_What you should do_: Sort through the data and copy the lines holding the word "liquid".

_Exercise input_:
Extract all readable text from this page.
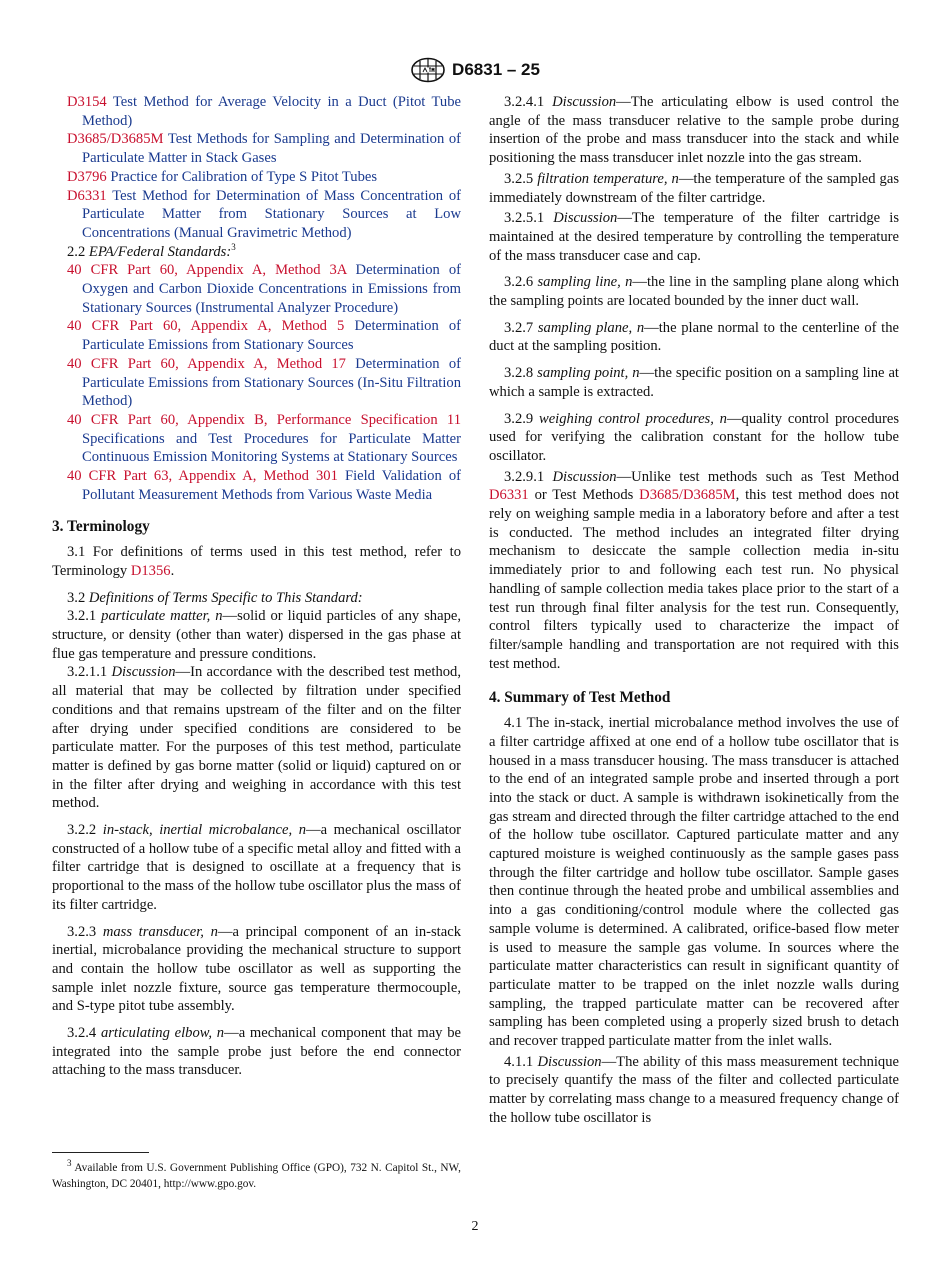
D6831 – 25

D3154 Test Method for Average Velocity in a Duct (Pitot Tube Method)

D3685/D3685M Test Methods for Sampling and Determination of Particulate Matter in Stack Gases

D3796 Practice for Calibration of Type S Pitot Tubes

D6331 Test Method for Determination of Mass Concentration of Particulate Matter from Stationary Sources at Low Concentrations (Manual Gravimetric Method)

2.2 EPA/Federal Standards:$^3$

40 CFR Part 60, Appendix A, Method 3A Determination of Oxygen and Carbon Dioxide Concentrations in Emissions from Stationary Sources (Instrumental Analyzer Procedure)

40 CFR Part 60, Appendix A, Method 5 Determination of Particulate Emissions from Stationary Sources

40 CFR Part 60, Appendix A, Method 17 Determination of Particulate Emissions from Stationary Sources (In-Situ Filtration Method)

40 CFR Part 60, Appendix B, Performance Specification 11 Specifications and Test Procedures for Particulate Matter Continuous Emission Monitoring Systems at Stationary Sources

40 CFR Part 63, Appendix A, Method 301 Field Validation of Pollutant Measurement Methods from Various Waste Media

3. Terminology

3.1 For definitions of terms used in this test method, refer to Terminology D1356.

3.2 Definitions of Terms Specific to This Standard:

3.2.1 particulate matter, n—solid or liquid particles of any shape, structure, or density (other than water) dispersed in the gas phase at flue gas temperature and pressure conditions.

3.2.1.1 Discussion—In accordance with the described test method, all material that may be collected by filtration under specified conditions and that remains upstream of the filter and on the filter after drying under specified conditions are considered to be particulate matter. For the purposes of this test method, particulate matter is defined by gas borne matter (solid or liquid) captured on or in the filter after drying and weighing in accordance with this test method.

3.2.2 in-stack, inertial microbalance, n—a mechanical oscillator constructed of a hollow tube of a specific metal alloy and fitted with a filter cartridge that is designed to oscillate at a frequency that is proportional to the mass of the hollow tube oscillator plus the mass of its filter cartridge.

3.2.3 mass transducer, n—a principal component of an in-stack inertial, microbalance providing the mechanical structure to support and contain the hollow tube oscillator as well as supporting the sample inlet nozzle fixture, source gas temperature thermocouple, and S-type pitot tube assembly.

3.2.4 articulating elbow, n—a mechanical component that may be integrated into the sample probe just before the end connector attaching to the mass transducer.

3.2.4.1 Discussion—The articulating elbow is used control the angle of the mass transducer relative to the sample probe during insertion of the probe and mass transducer into the stack and while positioning the mass transducer inlet nozzle into the gas stream.

3.2.5 filtration temperature, n—the temperature of the sampled gas immediately downstream of the filter cartridge.

3.2.5.1 Discussion—The temperature of the filter cartridge is maintained at the desired temperature by controlling the temperature of the mass transducer case and cap.

3.2.6 sampling line, n—the line in the sampling plane along which the sampling points are located bounded by the inner duct wall.

3.2.7 sampling plane, n—the plane normal to the centerline of the duct at the sampling position.

3.2.8 sampling point, n—the specific position on a sampling line at which a sample is extracted.

3.2.9 weighing control procedures, n—quality control procedures used for verifying the calibration constant for the hollow tube oscillator.

3.2.9.1 Discussion—Unlike test methods such as Test Method D6331 or Test Methods D3685/D3685M, this test method does not rely on weighing sample media in a laboratory before and after a test is conducted. The method includes an integrated filter drying mechanism to desiccate the sample collection media in-situ immediately prior to and following each test run. No physical handling of sample collection media takes place prior to the start of a test run through final filter analysis for the test run. Consequently, control filters typically used to characterize the impact of filter/sample handling and transportation are not required with this test method.

4. Summary of Test Method

4.1 The in-stack, inertial microbalance method involves the use of a filter cartridge affixed at one end of a hollow tube oscillator that is housed in a mass transducer housing. The mass transducer is attached to the end of an integrated sample probe and inserted through a port into the stack or duct. A sample is withdrawn isokinetically from the gas stream and directed through the filter cartridge attached to the end of the hollow tube oscillator. Captured particulate matter and any captured moisture is weighed continuously as the sample gases pass through the filter cartridge and hollow tube oscillator. Sample gases then continue through the heated probe and umbilical assemblies and into a gas conditioning/control module where the collected gas sample volume is determined. A calibrated, orifice-based flow meter is used to measure the sample gas volume. In sources where the particulate matter characteristics can result in significant quantity of particulate matter to be trapped on the inlet nozzle walls during sampling, the trapped particulate matter can be recovered after sampling has been completed using a properly sized brush to detach and recover trapped particulate matter from the inlet walls.

4.1.1 Discussion—The ability of this mass measurement technique to precisely quantify the mass of the filter and collected particulate matter by correlating mass change to a measured frequency change of the hollow tube oscillator is

$^3$ Available from U.S. Government Publishing Office (GPO), 732 N. Capitol St., NW, Washington, DC 20401, http://www.gpo.gov.

2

_The answer_:
3.2.1 particulate matter, n—solid or liquid particles of any shape, structure, or density (other than water) dispersed in the gas phase at flue gas temperature and pressure conditions.
3.2.1.1 Discussion—In accordance with the described test method, all material that may be collected by filtration under specified conditions and that remains upstream of the filter and on the filter after drying under specified conditions are considered to be particulate matter. For the purposes of this test method, particulate matter is defined by gas borne matter (solid or liquid) captured on or in the filter after drying and weighing in accordance with this test method.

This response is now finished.